» **Brief**: Reproduce all of the data that follows, character for character.

++++ Records supplied ++++

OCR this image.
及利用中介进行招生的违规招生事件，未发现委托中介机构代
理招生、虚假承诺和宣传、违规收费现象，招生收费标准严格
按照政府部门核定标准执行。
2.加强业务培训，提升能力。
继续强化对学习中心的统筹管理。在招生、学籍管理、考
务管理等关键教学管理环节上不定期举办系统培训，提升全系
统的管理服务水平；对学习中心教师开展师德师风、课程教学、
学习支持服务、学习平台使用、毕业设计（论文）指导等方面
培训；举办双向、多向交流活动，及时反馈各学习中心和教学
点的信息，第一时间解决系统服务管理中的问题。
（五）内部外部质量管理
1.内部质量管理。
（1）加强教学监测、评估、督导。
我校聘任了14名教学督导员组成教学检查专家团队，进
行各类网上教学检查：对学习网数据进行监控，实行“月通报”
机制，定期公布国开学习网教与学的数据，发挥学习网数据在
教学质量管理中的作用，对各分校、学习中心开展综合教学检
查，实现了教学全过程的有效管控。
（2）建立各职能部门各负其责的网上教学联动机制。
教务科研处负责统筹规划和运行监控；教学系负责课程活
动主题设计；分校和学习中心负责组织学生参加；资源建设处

++++

» **Problem solution**:
OCR this image.
及利用中介进行招生的违规招生事件，未发现委托中介机构代
理招生、虚假承诺和宣传、违规收费现象，招生收费标准严格
按照政府部门核定标准执行。
2.加强业务培训，提升能力。
继续强化对学习中心的统筹管理。在招生、学籍管理、考
务管理等关键教学管理环节上不定期举办系统培训，提升全系
统的管理服务水平；对学习中心教师开展师德师风、课程教学、
学习支持服务、学习平台使用、毕业设计（论文）指导等方面
培训；举办双向、多向交流活动，及时反馈各学习中心和教学
点的信息，第一时间解决系统服务管理中的问题。
（五）内部外部质量管理
1.内部质量管理。
（1）加强教学监测、评估、督导。
我校聘任了14名教学督导员组成教学检查专家团队，进
行各类网上教学检查：对学习网数据进行监控，实行“月通报”
机制，定期公布国开学习网教与学的数据，发挥学习网数据在
教学质量管理中的作用，对各分校、学习中心开展综合教学检
查，实现了教学全过程的有效管控。
（2）建立各职能部门各负其责的网上教学联动机制。
教务科研处负责统筹规划和运行监控；教学系负责课程活
动主题设计；分校和学习中心负责组织学生参加；资源建设处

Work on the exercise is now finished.